## Begin Dataset excerpts

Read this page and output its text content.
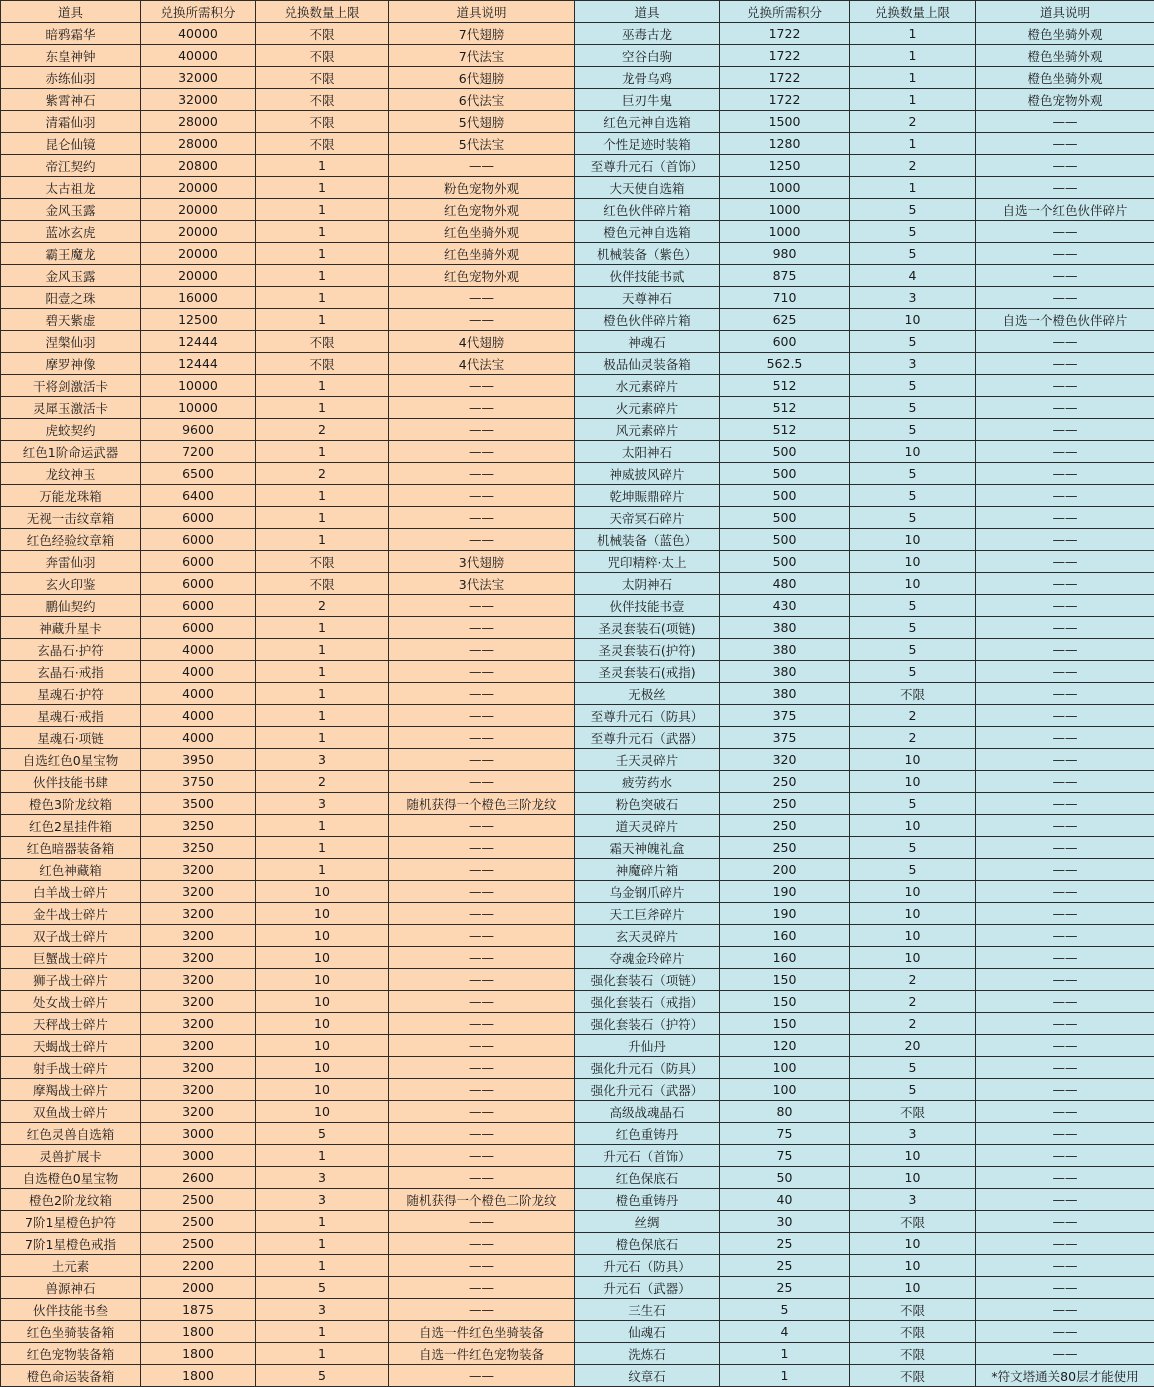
道具	兑换所需积分	兑换数量上限	道具说明	道具	兑换所需积分	兑换数量上限	道具说明
暗鸦霜华	40000	不限	7代翅膀	巫毒古龙	1722	1	橙色坐骑外观
东皇神钟	40000	不限	7代法宝	空谷白驹	1722	1	橙色坐骑外观
赤练仙羽	32000	不限	6代翅膀	龙骨乌鸡	1722	1	橙色坐骑外观
紫霄神石	32000	不限	6代法宝	巨刃牛鬼	1722	1	橙色宠物外观
清霜仙羽	28000	不限	5代翅膀	红色元神自选箱	1500	2	——
昆仑仙镜	28000	不限	5代法宝	个性足迹时装箱	1280	1	——
帝江契约	20800	1	——	至尊升元石（首饰）	1250	2	——
太古祖龙	20000	1	粉色宠物外观	大天使自选箱	1000	1	——
金风玉露	20000	1	红色宠物外观	红色伙伴碎片箱	1000	5	自选一个红色伙伴碎片
蓝冰玄虎	20000	1	红色坐骑外观	橙色元神自选箱	1000	5	——
霸王魔龙	20000	1	红色坐骑外观	机械装备（紫色）	980	5	——
金风玉露	20000	1	红色宠物外观	伙伴技能书贰	875	4	——
阳壹之珠	16000	1	——	天尊神石	710	3	——
碧天紫虚	12500	1	——	橙色伙伴碎片箱	625	10	自选一个橙色伙伴碎片
涅槃仙羽	12444	不限	4代翅膀	神魂石	600	5	——
摩罗神像	12444	不限	4代法宝	极品仙灵装备箱	562.5	3	——
干将剑激活卡	10000	1	——	水元素碎片	512	5	——
灵犀玉激活卡	10000	1	——	火元素碎片	512	5	——
虎蛟契约	9600	2	——	风元素碎片	512	5	——
红色1阶命运武器	7200	1	——	太阳神石	500	10	——
龙纹神玉	6500	2	——	神威披风碎片	500	5	——
万能龙珠箱	6400	1	——	乾坤賑鼎碎片	500	5	——
无视一击纹章箱	6000	1	——	天帝冥石碎片	500	5	——
红色经验纹章箱	6000	1	——	机械装备（蓝色）	500	10	——
奔雷仙羽	6000	不限	3代翅膀	咒印精粹·太上	500	10	——
玄火印鉴	6000	不限	3代法宝	太阴神石	480	10	——
鹏仙契约	6000	2	——	伙伴技能书壹	430	5	——
神藏升星卡	6000	1	——	圣灵套装石(项链)	380	5	——
玄晶石·护符	4000	1	——	圣灵套装石(护符)	380	5	——
玄晶石·戒指	4000	1	——	圣灵套装石(戒指)	380	5	——
星魂石·护符	4000	1	——	无极丝	380	不限	——
星魂石·戒指	4000	1	——	至尊升元石（防具）	375	2	——
星魂石·项链	4000	1	——	至尊升元石（武器）	375	2	——
自选红色0星宝物	3950	3	——	壬天灵碎片	320	10	——
伙伴技能书肆	3750	2	——	疲劳药水	250	10	——
橙色3阶龙纹箱	3500	3	随机获得一个橙色三阶龙纹	粉色突破石	250	5	——
红色2星挂件箱	3250	1	——	道天灵碎片	250	10	——
红色暗器装备箱	3250	1	——	霜天神魄礼盒	250	5	——
红色神藏箱	3200	1	——	神魔碎片箱	200	5	——
白羊战士碎片	3200	10	——	乌金钢爪碎片	190	10	——
金牛战士碎片	3200	10	——	天工巨斧碎片	190	10	——
双子战士碎片	3200	10	——	玄天灵碎片	160	10	——
巨蟹战士碎片	3200	10	——	夺魂金玲碎片	160	10	——
狮子战士碎片	3200	10	——	强化套装石（项链）	150	2	——
处女战士碎片	3200	10	——	强化套装石（戒指）	150	2	——
天秤战士碎片	3200	10	——	强化套装石（护符）	150	2	——
天蝎战士碎片	3200	10	——	升仙丹	120	20	——
射手战士碎片	3200	10	——	强化升元石（防具）	100	5	——
摩羯战士碎片	3200	10	——	强化升元石（武器）	100	5	——
双鱼战士碎片	3200	10	——	高级战魂晶石	80	不限	——
红色灵兽自选箱	3000	5	——	红色重铸丹	75	3	——
灵兽扩展卡	3000	1	——	升元石（首饰）	75	10	——
自选橙色0星宝物	2600	3	——	红色保底石	50	10	——
橙色2阶龙纹箱	2500	3	随机获得一个橙色二阶龙纹	橙色重铸丹	40	3	——
7阶1星橙色护符	2500	1	——	丝绸	30	不限	——
7阶1星橙色戒指	2500	1	——	橙色保底石	25	10	——
土元素	2200	1	——	升元石（防具）	25	10	——
兽源神石	2000	5	——	升元石（武器）	25	10	——
伙伴技能书叁	1875	3	——	三生石	5	不限	——
红色坐骑装备箱	1800	1	自选一件红色坐骑装备	仙魂石	4	不限	——
红色宠物装备箱	1800	1	自选一件红色宠物装备	洗炼石	1	不限	——
橙色命运装备箱	1800	5	——	纹章石	1	不限	*符文塔通关80层才能使用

## End Dataset excerpts

* _What is required_
Print all entries exactly. The images do not belong in the copy.

* _Response below_
Read this page and output its text content.
道具	兑换所需积分	兑换数量上限	道具说明	道具	兑换所需积分	兑换数量上限	道具说明
暗鸦霜华	40000	不限	7代翅膀	巫毒古龙	1722	1	橙色坐骑外观
东皇神钟	40000	不限	7代法宝	空谷白驹	1722	1	橙色坐骑外观
赤练仙羽	32000	不限	6代翅膀	龙骨乌鸡	1722	1	橙色坐骑外观
紫霄神石	32000	不限	6代法宝	巨刃牛鬼	1722	1	橙色宠物外观
清霜仙羽	28000	不限	5代翅膀	红色元神自选箱	1500	2	——
昆仑仙镜	28000	不限	5代法宝	个性足迹时装箱	1280	1	——
帝江契约	20800	1	——	至尊升元石（首饰）	1250	2	——
太古祖龙	20000	1	粉色宠物外观	大天使自选箱	1000	1	——
金风玉露	20000	1	红色宠物外观	红色伙伴碎片箱	1000	5	自选一个红色伙伴碎片
蓝冰玄虎	20000	1	红色坐骑外观	橙色元神自选箱	1000	5	——
霸王魔龙	20000	1	红色坐骑外观	机械装备（紫色）	980	5	——
金风玉露	20000	1	红色宠物外观	伙伴技能书贰	875	4	——
阳壹之珠	16000	1	——	天尊神石	710	3	——
碧天紫虚	12500	1	——	橙色伙伴碎片箱	625	10	自选一个橙色伙伴碎片
涅槃仙羽	12444	不限	4代翅膀	神魂石	600	5	——
摩罗神像	12444	不限	4代法宝	极品仙灵装备箱	562.5	3	——
干将剑激活卡	10000	1	——	水元素碎片	512	5	——
灵犀玉激活卡	10000	1	——	火元素碎片	512	5	——
虎蛟契约	9600	2	——	风元素碎片	512	5	——
红色1阶命运武器	7200	1	——	太阳神石	500	10	——
龙纹神玉	6500	2	——	神威披风碎片	500	5	——
万能龙珠箱	6400	1	——	乾坤賑鼎碎片	500	5	——
无视一击纹章箱	6000	1	——	天帝冥石碎片	500	5	——
红色经验纹章箱	6000	1	——	机械装备（蓝色）	500	10	——
奔雷仙羽	6000	不限	3代翅膀	咒印精粹·太上	500	10	——
玄火印鉴	6000	不限	3代法宝	太阴神石	480	10	——
鹏仙契约	6000	2	——	伙伴技能书壹	430	5	——
神藏升星卡	6000	1	——	圣灵套装石(项链)	380	5	——
玄晶石·护符	4000	1	——	圣灵套装石(护符)	380	5	——
玄晶石·戒指	4000	1	——	圣灵套装石(戒指)	380	5	——
星魂石·护符	4000	1	——	无极丝	380	不限	——
星魂石·戒指	4000	1	——	至尊升元石（防具）	375	2	——
星魂石·项链	4000	1	——	至尊升元石（武器）	375	2	——
自选红色0星宝物	3950	3	——	壬天灵碎片	320	10	——
伙伴技能书肆	3750	2	——	疲劳药水	250	10	——
橙色3阶龙纹箱	3500	3	随机获得一个橙色三阶龙纹	粉色突破石	250	5	——
红色2星挂件箱	3250	1	——	道天灵碎片	250	10	——
红色暗器装备箱	3250	1	——	霜天神魄礼盒	250	5	——
红色神藏箱	3200	1	——	神魔碎片箱	200	5	——
白羊战士碎片	3200	10	——	乌金钢爪碎片	190	10	——
金牛战士碎片	3200	10	——	天工巨斧碎片	190	10	——
双子战士碎片	3200	10	——	玄天灵碎片	160	10	——
巨蟹战士碎片	3200	10	——	夺魂金玲碎片	160	10	——
狮子战士碎片	3200	10	——	强化套装石（项链）	150	2	——
处女战士碎片	3200	10	——	强化套装石（戒指）	150	2	——
天秤战士碎片	3200	10	——	强化套装石（护符）	150	2	——
天蝎战士碎片	3200	10	——	升仙丹	120	20	——
射手战士碎片	3200	10	——	强化升元石（防具）	100	5	——
摩羯战士碎片	3200	10	——	强化升元石（武器）	100	5	——
双鱼战士碎片	3200	10	——	高级战魂晶石	80	不限	——
红色灵兽自选箱	3000	5	——	红色重铸丹	75	3	——
灵兽扩展卡	3000	1	——	升元石（首饰）	75	10	——
自选橙色0星宝物	2600	3	——	红色保底石	50	10	——
橙色2阶龙纹箱	2500	3	随机获得一个橙色二阶龙纹	橙色重铸丹	40	3	——
7阶1星橙色护符	2500	1	——	丝绸	30	不限	——
7阶1星橙色戒指	2500	1	——	橙色保底石	25	10	——
土元素	2200	1	——	升元石（防具）	25	10	——
兽源神石	2000	5	——	升元石（武器）	25	10	——
伙伴技能书叁	1875	3	——	三生石	5	不限	——
红色坐骑装备箱	1800	1	自选一件红色坐骑装备	仙魂石	4	不限	——
红色宠物装备箱	1800	1	自选一件红色宠物装备	洗炼石	1	不限	——
橙色命运装备箱	1800	5	——	纹章石	1	不限	*符文塔通关80层才能使用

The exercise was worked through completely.